Determine the number of lines in the listing below where the string "outer" occurs; answer with the number alone.
[BEGIN Dataset records]
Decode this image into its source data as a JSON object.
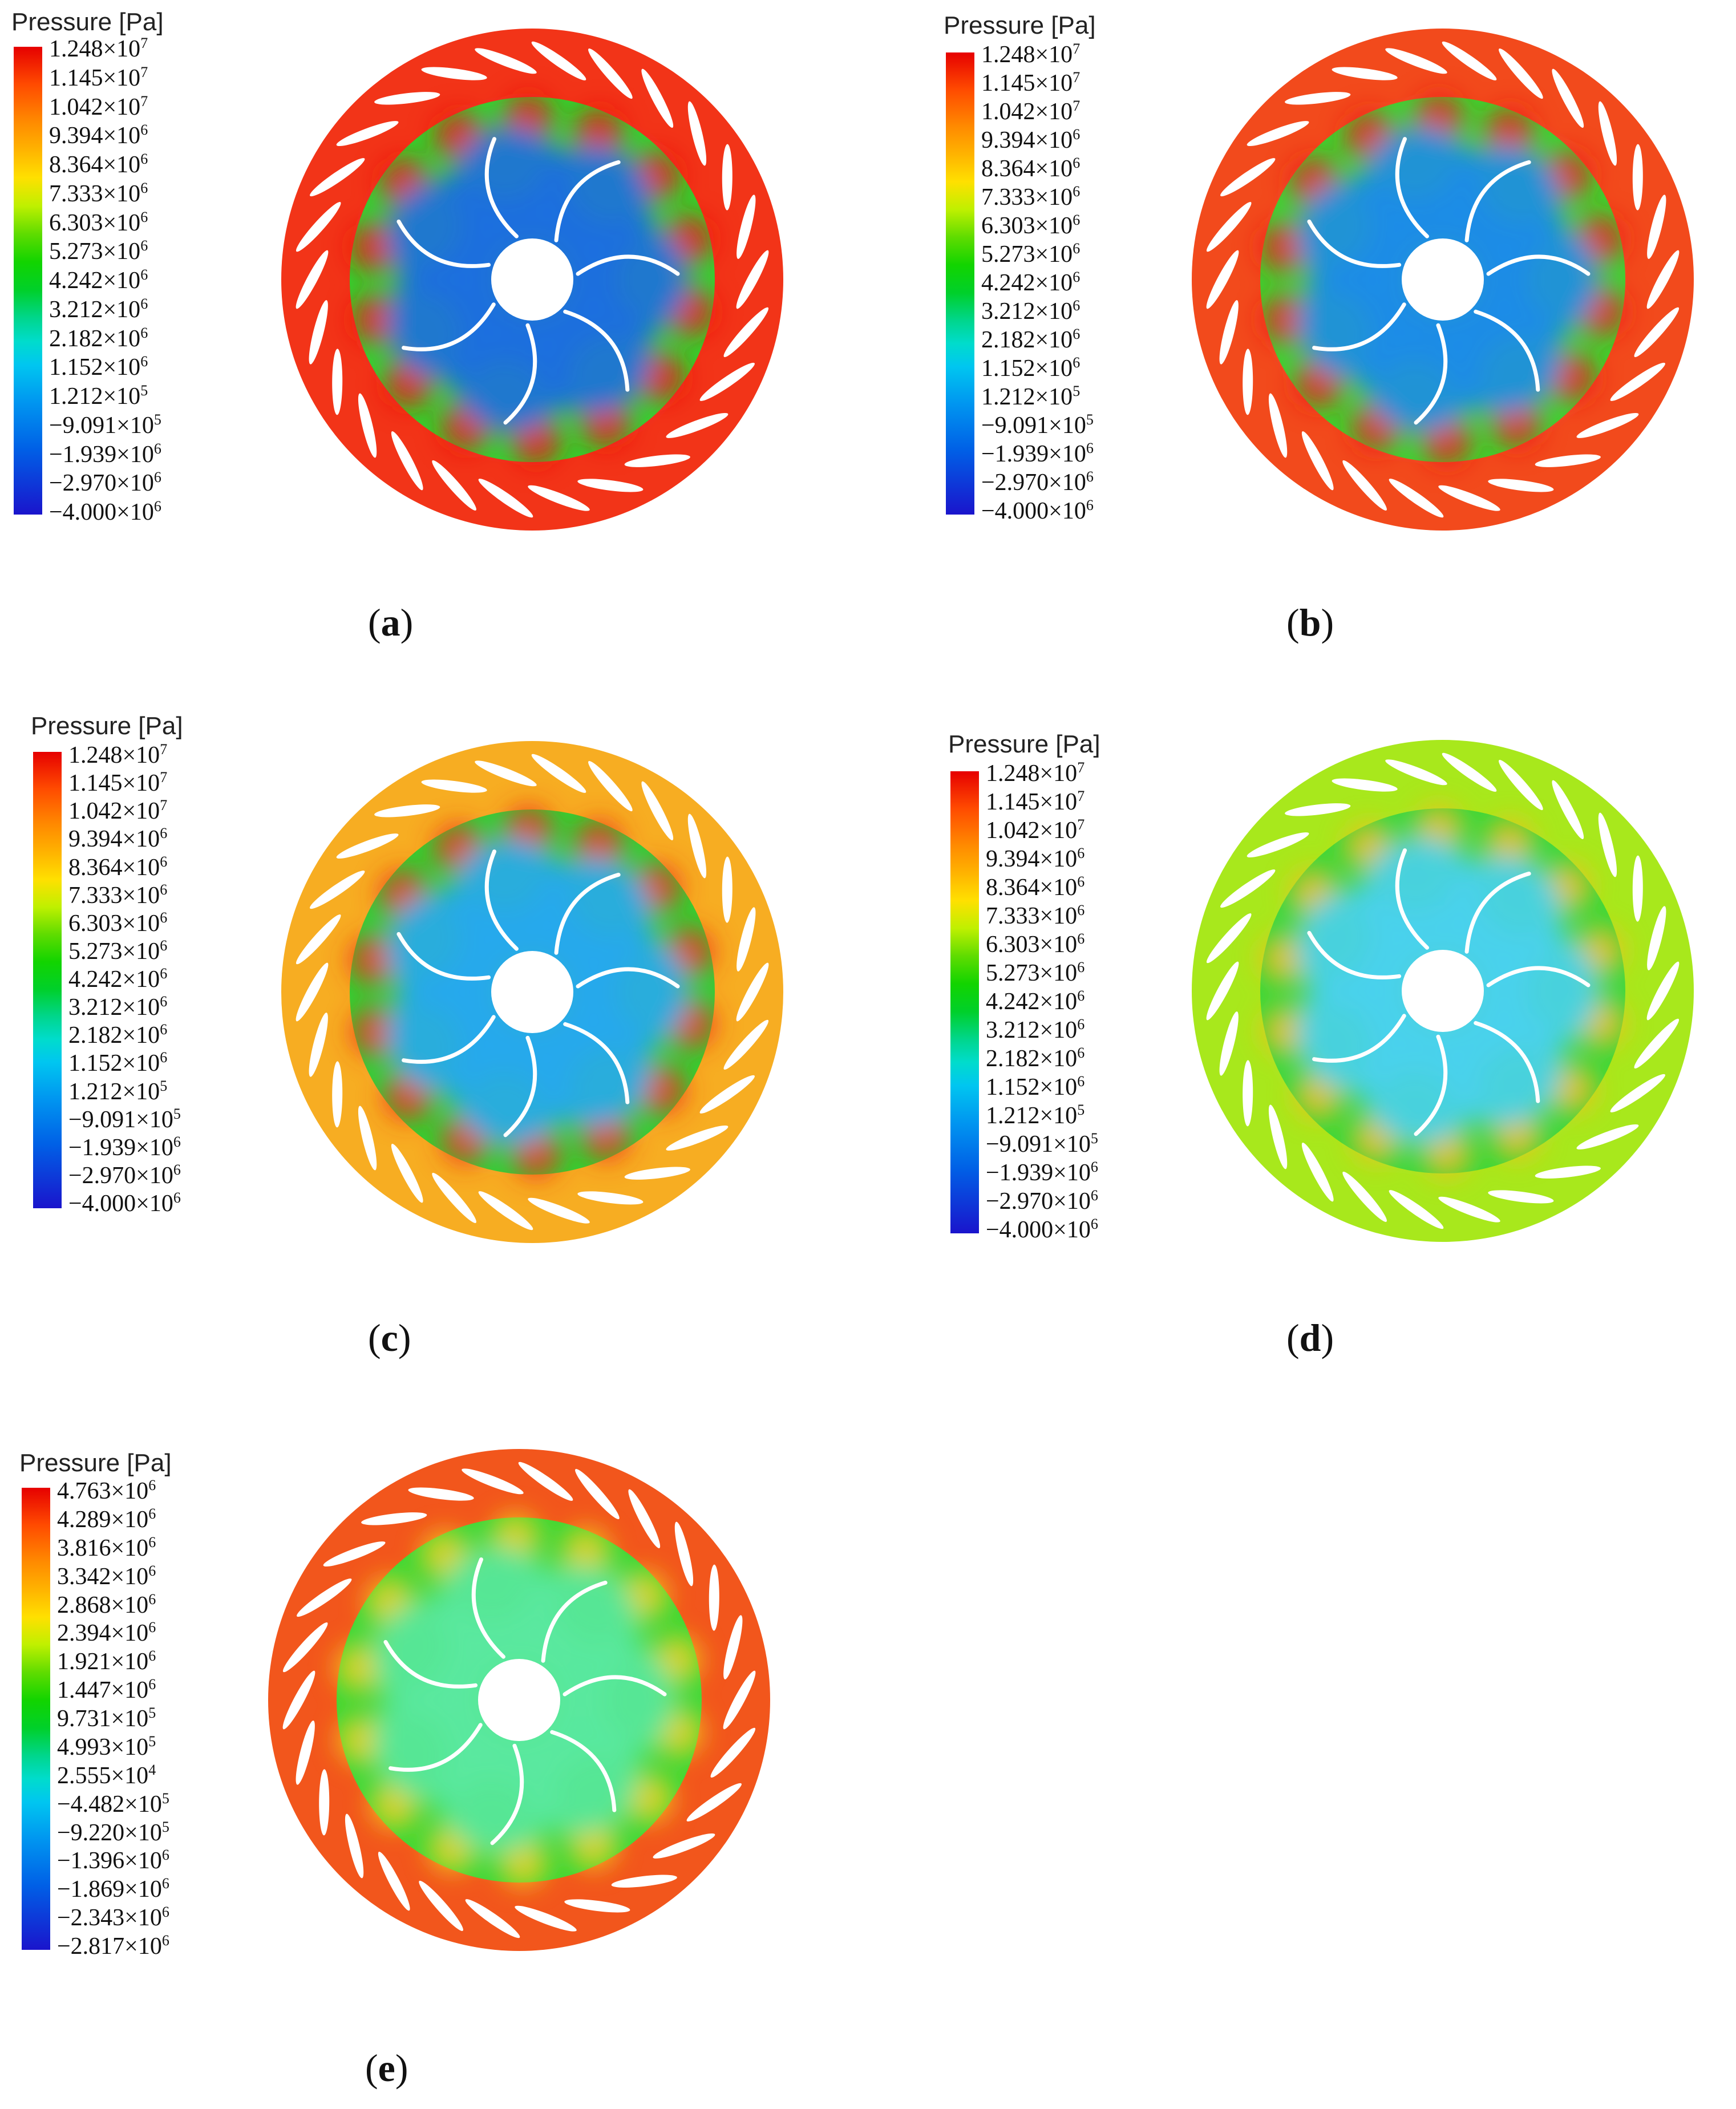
{
  "legend_title": "Pressure [Pa]",
  "panels": [
    {
      "label": "a",
      "legend": [
        "1.248×10^7",
        "1.145×10^7",
        "1.042×10^7",
        "9.394×10^6",
        "8.364×10^6",
        "7.333×10^6",
        "6.303×10^6",
        "5.273×10^6",
        "4.242×10^6",
        "3.212×10^6",
        "2.182×10^6",
        "1.152×10^6",
        "1.212×10^5",
        "−9.091×10^5",
        "−1.939×10^6",
        "−2.970×10^6",
        "−4.000×10^6"
      ],
      "colors": {
        "outer": "#f23418",
        "middle": "#2ed62e",
        "inner": "#1e6ee0",
        "hot": "#ee1a10"
      }
    },
    {
      "label": "b",
      "legend": [
        "1.248×10^7",
        "1.145×10^7",
        "1.042×10^7",
        "9.394×10^6",
        "8.364×10^6",
        "7.333×10^6",
        "6.303×10^6",
        "5.273×10^6",
        "4.242×10^6",
        "3.212×10^6",
        "2.182×10^6",
        "1.152×10^6",
        "1.212×10^5",
        "−9.091×10^5",
        "−1.939×10^6",
        "−2.970×10^6",
        "−4.000×10^6"
      ],
      "colors": {
        "outer": "#f24a1c",
        "middle": "#38d830",
        "inner": "#1e8ce8",
        "hot": "#ee2214"
      }
    },
    {
      "label": "c",
      "legend": [
        "1.248×10^7",
        "1.145×10^7",
        "1.042×10^7",
        "9.394×10^6",
        "8.364×10^6",
        "7.333×10^6",
        "6.303×10^6",
        "5.273×10^6",
        "4.242×10^6",
        "3.212×10^6",
        "2.182×10^6",
        "1.152×10^6",
        "1.212×10^5",
        "−9.091×10^5",
        "−1.939×10^6",
        "−2.970×10^6",
        "−4.000×10^6"
      ],
      "colors": {
        "outer": "#f7ad22",
        "middle": "#2ed234",
        "inner": "#28a8ee",
        "hot": "#ee3a18"
      }
    },
    {
      "label": "d",
      "legend": [
        "1.248×10^7",
        "1.145×10^7",
        "1.042×10^7",
        "9.394×10^6",
        "8.364×10^6",
        "7.333×10^6",
        "6.303×10^6",
        "5.273×10^6",
        "4.242×10^6",
        "3.212×10^6",
        "2.182×10^6",
        "1.152×10^6",
        "1.212×10^5",
        "−9.091×10^5",
        "−1.939×10^6",
        "−2.970×10^6",
        "−4.000×10^6"
      ],
      "colors": {
        "outer": "#a8e81c",
        "middle": "#3ad83c",
        "inner": "#4ad0ee",
        "hot": "#f0c020"
      }
    },
    {
      "label": "e",
      "legend": [
        "4.763×10^6",
        "4.289×10^6",
        "3.816×10^6",
        "3.342×10^6",
        "2.868×10^6",
        "2.394×10^6",
        "1.921×10^6",
        "1.447×10^6",
        "9.731×10^5",
        "4.993×10^5",
        "2.555×10^4",
        "−4.482×10^5",
        "−9.220×10^5",
        "−1.396×10^6",
        "−1.869×10^6",
        "−2.343×10^6",
        "−2.817×10^6"
      ],
      "colors": {
        "outer": "#f2561c",
        "middle": "#3cd838",
        "inner": "#5ae8a0",
        "hot": "#f0d020"
      }
    }
  ]
}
[END Dataset records]
The response -
5